Dataset entries
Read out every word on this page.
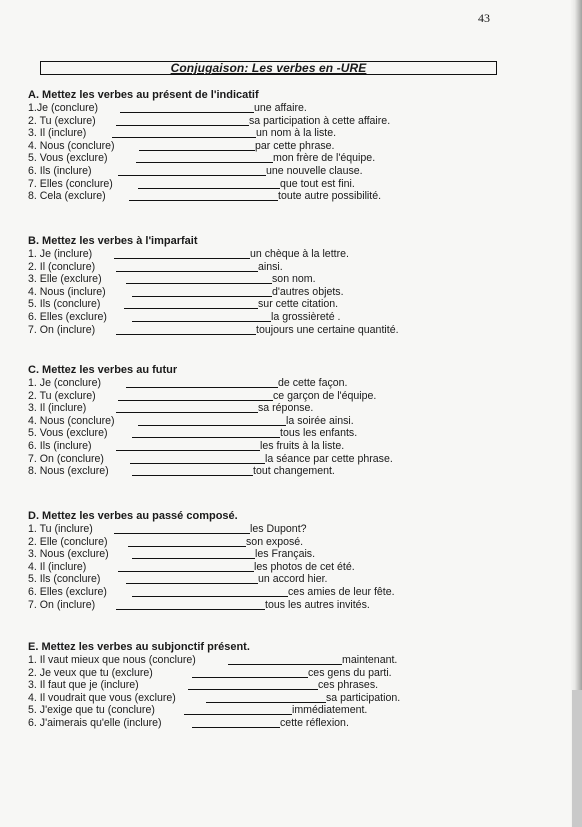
43
Conjugaison: Les verbes en -URE
A. Mettez les verbes au présent de l'indicatif
1.Je (conclure)	une affaire.
2. Tu (exclure)	sa participation à cette affaire.
3. Il (inclure)	un nom à la liste.
4. Nous (conclure)	par cette phrase.
5. Vous (exclure)	mon frère de l'équipe.
6. Ils (inclure)	une nouvelle clause.
7. Elles (conclure)	que tout est fini.
8. Cela (exclure)	toute autre possibilité.
B. Mettez les verbes à l'imparfait
1. Je (inclure)	un chèque à la lettre.
2. Il (conclure)	ainsi.
3. Elle (exclure)	son nom.
4. Nous (inclure)	d'autres objets.
5. Ils (conclure)	sur cette citation.
6. Elles (exclure)	la grossièreté .
7. On (inclure)	toujours une certaine quantité.
C. Mettez les verbes au futur
1. Je (conclure)	de cette façon.
2. Tu (exclure)	ce garçon de l'équipe.
3. Il (inclure)	sa réponse.
4. Nous (conclure)	la soirée ainsi.
5. Vous (exclure)	tous les enfants.
6. Ils (inclure)	les fruits à la liste.
7. On (conclure)	la séance par cette phrase.
8. Nous (exclure)	tout changement.
D. Mettez les verbes au passé composé.
1. Tu (inclure)	les Dupont?
2. Elle (conclure)	son exposé.
3. Nous (exclure)	les Français.
4. Il (inclure)	les photos de cet été.
5. Ils (conclure)	un accord hier.
6. Elles (exclure)	ces amies de leur fête.
7. On (inclure)	tous les autres invités.
E. Mettez les verbes au subjonctif présent.
1. Il vaut mieux que nous (conclure)	maintenant.
2. Je veux que tu (exclure)	ces gens du parti.
3. Il faut que je (inclure)	ces phrases.
4. Il voudrait que vous (exclure)	sa participation.
5. J'exige que tu (conclure)	immédiatement.
6. J'aimerais qu'elle (inclure)	cette réflexion.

= WHAT TO WORK ON =
In the records above, collect each line with "présent".

= EXERCISE SOLUTION =
A. Mettez les verbes au présent de l'indicatif
E. Mettez les verbes au subjonctif présent.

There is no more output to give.